• **Given problem**: Copy the records below exactly, leaving out any pictures.

Data items:
---*---

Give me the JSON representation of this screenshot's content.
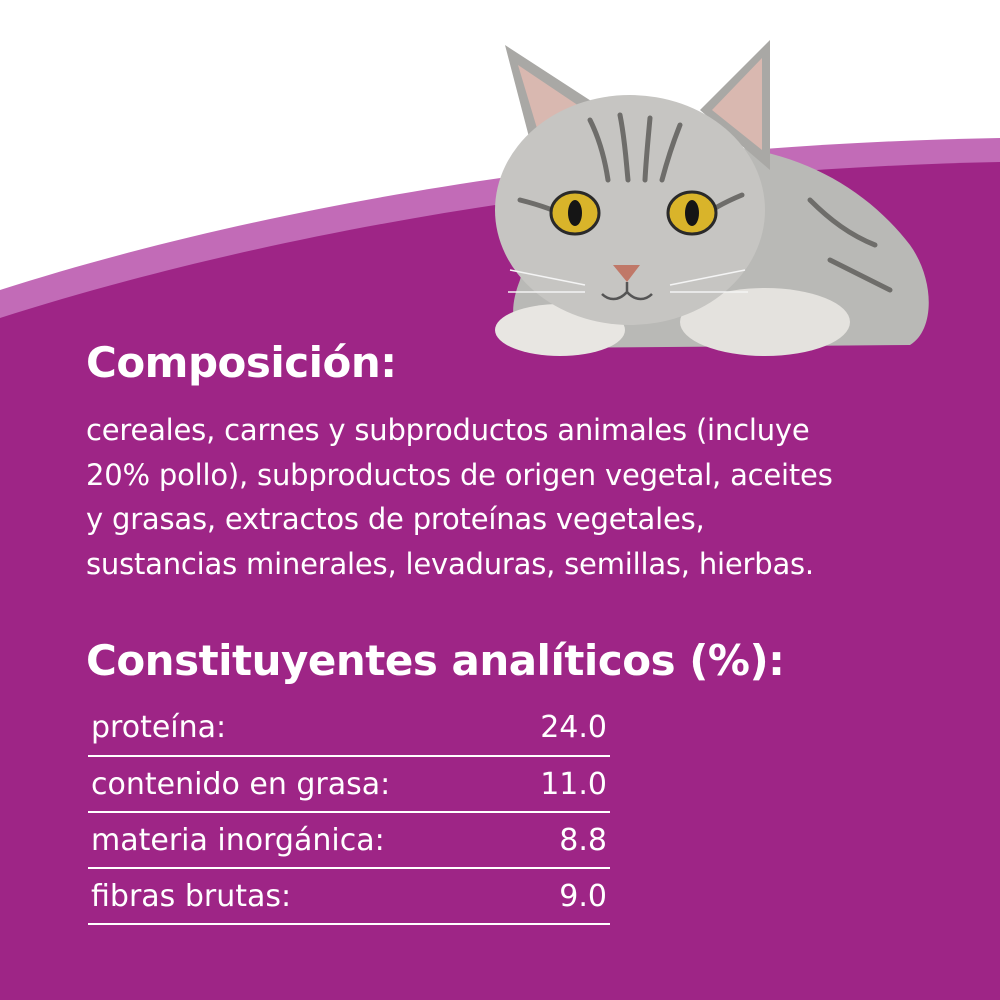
{
  "colors": {
    "background_purple": "#9e2586",
    "light_band": "#c26bb7",
    "text": "#ffffff"
  },
  "image": {
    "subject": "tabby-cat"
  },
  "composition": {
    "title": "Composición:",
    "lines": [
      "cereales, carnes y subproductos animales (incluye",
      "20% pollo), subproductos de origen vegetal, aceites",
      "y grasas, extractos de proteínas vegetales,",
      "sustancias minerales, levaduras, semillas, hierbas."
    ]
  },
  "analytical": {
    "title": "Constituyentes analíticos (%):",
    "rows": [
      {
        "label": "proteína:",
        "value": "24.0"
      },
      {
        "label": "contenido en grasa:",
        "value": "11.0"
      },
      {
        "label": "materia inorgánica:",
        "value": "8.8"
      },
      {
        "label": "fibras brutas:",
        "value": "9.0"
      }
    ]
  }
}
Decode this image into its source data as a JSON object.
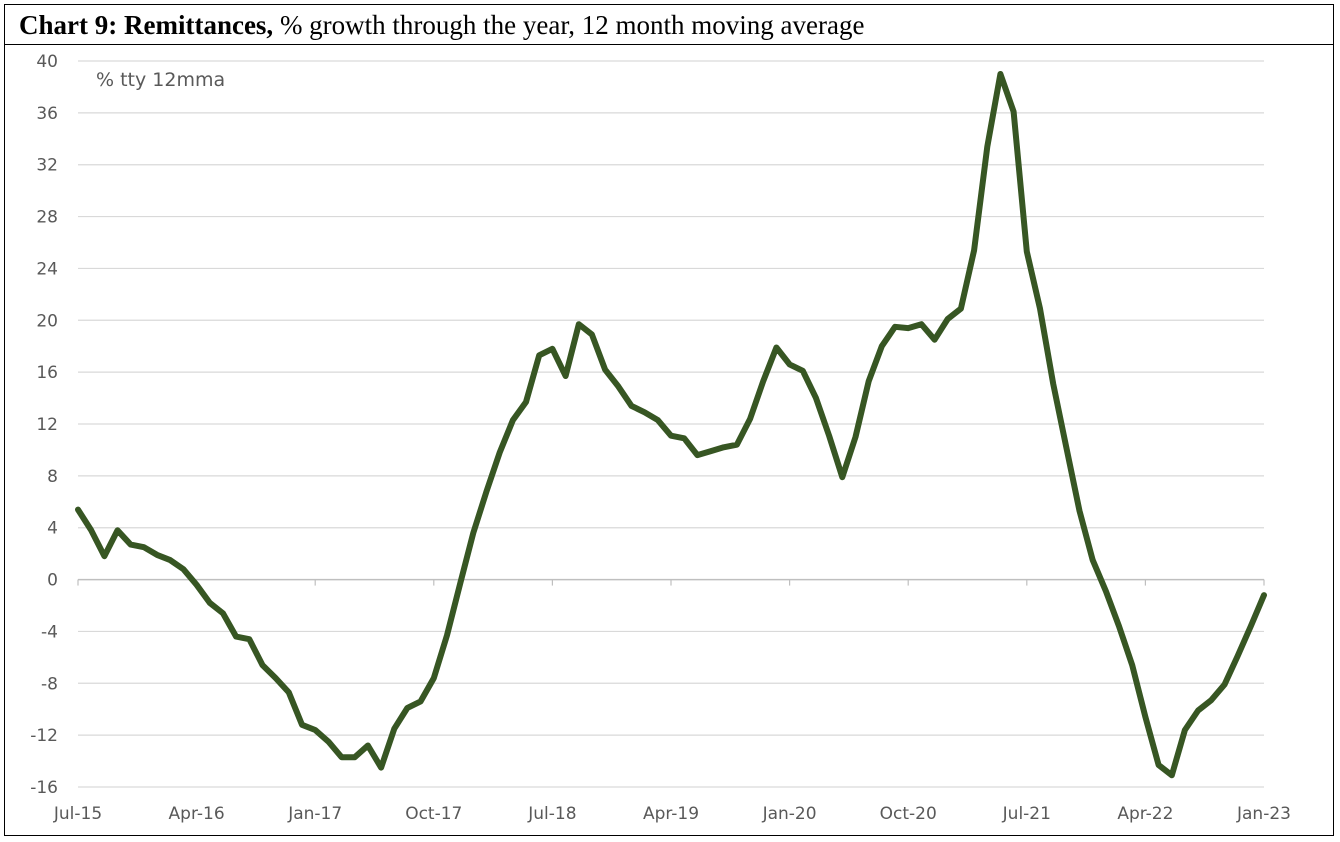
{
  "title": {
    "bold": "Chart 9: Remittances,",
    "rest": "% growth through the year, 12 month moving average"
  },
  "chart_data": {
    "type": "line",
    "unit_label": "% tty 12mma",
    "ylim": [
      -16,
      40
    ],
    "yticks": [
      40,
      36,
      32,
      28,
      24,
      20,
      16,
      12,
      8,
      4,
      0,
      -4,
      -8,
      -12,
      -16
    ],
    "ytick_labels": [
      "40",
      "36",
      "32",
      "28",
      "24",
      "20",
      "16",
      "12",
      "8",
      "4",
      "0",
      "-4",
      "-8",
      "-12",
      "-16"
    ],
    "xtick_labels": [
      "Jul-15",
      "Apr-16",
      "Jan-17",
      "Oct-17",
      "Jul-18",
      "Apr-19",
      "Jan-20",
      "Oct-20",
      "Jul-21",
      "Apr-22",
      "Jan-23"
    ],
    "grid": true,
    "line_color": "#375623",
    "series": [
      {
        "x": [
          "Jul-15",
          "Aug-15",
          "Sep-15",
          "Oct-15",
          "Nov-15",
          "Dec-15",
          "Jan-16",
          "Feb-16",
          "Mar-16",
          "Apr-16",
          "May-16",
          "Jun-16",
          "Jul-16",
          "Aug-16",
          "Sep-16",
          "Oct-16",
          "Nov-16",
          "Dec-16",
          "Jan-17",
          "Feb-17",
          "Mar-17",
          "Apr-17",
          "May-17",
          "Jun-17",
          "Jul-17",
          "Aug-17",
          "Sep-17",
          "Oct-17",
          "Nov-17",
          "Dec-17",
          "Jan-18",
          "Feb-18",
          "Mar-18",
          "Apr-18",
          "May-18",
          "Jun-18",
          "Jul-18",
          "Aug-18",
          "Sep-18",
          "Oct-18",
          "Nov-18",
          "Dec-18",
          "Jan-19",
          "Feb-19",
          "Mar-19",
          "Apr-19",
          "May-19",
          "Jun-19",
          "Jul-19",
          "Aug-19",
          "Sep-19",
          "Oct-19",
          "Nov-19",
          "Dec-19",
          "Jan-20",
          "Feb-20",
          "Mar-20",
          "Apr-20",
          "May-20",
          "Jun-20",
          "Jul-20",
          "Aug-20",
          "Sep-20",
          "Oct-20",
          "Nov-20",
          "Dec-20",
          "Jan-21",
          "Feb-21",
          "Mar-21",
          "Apr-21",
          "May-21",
          "Jun-21",
          "Jul-21",
          "Aug-21",
          "Sep-21",
          "Oct-21",
          "Nov-21",
          "Dec-21",
          "Jan-22",
          "Feb-22",
          "Mar-22",
          "Apr-22",
          "May-22",
          "Jun-22",
          "Jul-22",
          "Aug-22",
          "Sep-22",
          "Oct-22",
          "Nov-22",
          "Dec-22",
          "Jan-23"
        ],
        "values": [
          5.4,
          3.8,
          1.8,
          3.8,
          2.7,
          2.5,
          1.9,
          1.5,
          0.8,
          -0.4,
          -1.8,
          -2.6,
          -4.4,
          -4.6,
          -6.6,
          -7.6,
          -8.7,
          -11.2,
          -11.6,
          -12.5,
          -13.7,
          -13.7,
          -12.8,
          -14.5,
          -11.5,
          -9.9,
          -9.4,
          -7.6,
          -4.3,
          -0.3,
          3.6,
          6.8,
          9.8,
          12.3,
          13.7,
          17.3,
          17.8,
          15.7,
          19.7,
          18.9,
          16.2,
          14.9,
          13.4,
          12.9,
          12.3,
          11.1,
          10.9,
          9.6,
          9.9,
          10.2,
          10.4,
          12.4,
          15.3,
          17.9,
          16.6,
          16.1,
          14.0,
          11.1,
          7.9,
          11.0,
          15.3,
          18.0,
          19.5,
          19.4,
          19.7,
          18.5,
          20.1,
          20.9,
          25.4,
          33.4,
          39.0,
          36.1,
          25.3,
          20.9,
          15.1,
          10.2,
          5.3,
          1.5,
          -0.9,
          -3.6,
          -6.6,
          -10.6,
          -14.3,
          -15.1,
          -11.6,
          -10.1,
          -9.3,
          -8.1,
          -5.9,
          -3.6,
          -1.2
        ]
      }
    ]
  }
}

---*---

• **Task answer**:
Give me the JSON representation of this screenshot's content.
{
  "colors": {
    "background_purple": "#9e2586",
    "light_band": "#c26bb7",
    "text": "#ffffff"
  },
  "image": {
    "subject": "tabby-cat"
  },
  "composition": {
    "title": "Composición:",
    "lines": [
      "cereales, carnes y subproductos animales (incluye",
      "20% pollo), subproductos de origen vegetal, aceites",
      "y grasas, extractos de proteínas vegetales,",
      "sustancias minerales, levaduras, semillas, hierbas."
    ]
  },
  "analytical": {
    "title": "Constituyentes analíticos (%):",
    "rows": [
      {
        "label": "proteína:",
        "value": "24.0"
      },
      {
        "label": "contenido en grasa:",
        "value": "11.0"
      },
      {
        "label": "materia inorgánica:",
        "value": "8.8"
      },
      {
        "label": "fibras brutas:",
        "value": "9.0"
      }
    ]
  }
}
Decode this image into its source data as a JSON object.
{
  "title": {
    "bold": "Chart 9: Remittances,",
    "rest": "% growth through the year, 12 month moving average"
  },
  "chart_data": {
    "type": "line",
    "unit_label": "% tty 12mma",
    "ylim": [
      -16,
      40
    ],
    "yticks": [
      40,
      36,
      32,
      28,
      24,
      20,
      16,
      12,
      8,
      4,
      0,
      -4,
      -8,
      -12,
      -16
    ],
    "ytick_labels": [
      "40",
      "36",
      "32",
      "28",
      "24",
      "20",
      "16",
      "12",
      "8",
      "4",
      "0",
      "-4",
      "-8",
      "-12",
      "-16"
    ],
    "xtick_labels": [
      "Jul-15",
      "Apr-16",
      "Jan-17",
      "Oct-17",
      "Jul-18",
      "Apr-19",
      "Jan-20",
      "Oct-20",
      "Jul-21",
      "Apr-22",
      "Jan-23"
    ],
    "grid": true,
    "line_color": "#375623",
    "series": [
      {
        "x": [
          "Jul-15",
          "Aug-15",
          "Sep-15",
          "Oct-15",
          "Nov-15",
          "Dec-15",
          "Jan-16",
          "Feb-16",
          "Mar-16",
          "Apr-16",
          "May-16",
          "Jun-16",
          "Jul-16",
          "Aug-16",
          "Sep-16",
          "Oct-16",
          "Nov-16",
          "Dec-16",
          "Jan-17",
          "Feb-17",
          "Mar-17",
          "Apr-17",
          "May-17",
          "Jun-17",
          "Jul-17",
          "Aug-17",
          "Sep-17",
          "Oct-17",
          "Nov-17",
          "Dec-17",
          "Jan-18",
          "Feb-18",
          "Mar-18",
          "Apr-18",
          "May-18",
          "Jun-18",
          "Jul-18",
          "Aug-18",
          "Sep-18",
          "Oct-18",
          "Nov-18",
          "Dec-18",
          "Jan-19",
          "Feb-19",
          "Mar-19",
          "Apr-19",
          "May-19",
          "Jun-19",
          "Jul-19",
          "Aug-19",
          "Sep-19",
          "Oct-19",
          "Nov-19",
          "Dec-19",
          "Jan-20",
          "Feb-20",
          "Mar-20",
          "Apr-20",
          "May-20",
          "Jun-20",
          "Jul-20",
          "Aug-20",
          "Sep-20",
          "Oct-20",
          "Nov-20",
          "Dec-20",
          "Jan-21",
          "Feb-21",
          "Mar-21",
          "Apr-21",
          "May-21",
          "Jun-21",
          "Jul-21",
          "Aug-21",
          "Sep-21",
          "Oct-21",
          "Nov-21",
          "Dec-21",
          "Jan-22",
          "Feb-22",
          "Mar-22",
          "Apr-22",
          "May-22",
          "Jun-22",
          "Jul-22",
          "Aug-22",
          "Sep-22",
          "Oct-22",
          "Nov-22",
          "Dec-22",
          "Jan-23"
        ],
        "values": [
          5.4,
          3.8,
          1.8,
          3.8,
          2.7,
          2.5,
          1.9,
          1.5,
          0.8,
          -0.4,
          -1.8,
          -2.6,
          -4.4,
          -4.6,
          -6.6,
          -7.6,
          -8.7,
          -11.2,
          -11.6,
          -12.5,
          -13.7,
          -13.7,
          -12.8,
          -14.5,
          -11.5,
          -9.9,
          -9.4,
          -7.6,
          -4.3,
          -0.3,
          3.6,
          6.8,
          9.8,
          12.3,
          13.7,
          17.3,
          17.8,
          15.7,
          19.7,
          18.9,
          16.2,
          14.9,
          13.4,
          12.9,
          12.3,
          11.1,
          10.9,
          9.6,
          9.9,
          10.2,
          10.4,
          12.4,
          15.3,
          17.9,
          16.6,
          16.1,
          14.0,
          11.1,
          7.9,
          11.0,
          15.3,
          18.0,
          19.5,
          19.4,
          19.7,
          18.5,
          20.1,
          20.9,
          25.4,
          33.4,
          39.0,
          36.1,
          25.3,
          20.9,
          15.1,
          10.2,
          5.3,
          1.5,
          -0.9,
          -3.6,
          -6.6,
          -10.6,
          -14.3,
          -15.1,
          -11.6,
          -10.1,
          -9.3,
          -8.1,
          -5.9,
          -3.6,
          -1.2
        ]
      }
    ]
  }
}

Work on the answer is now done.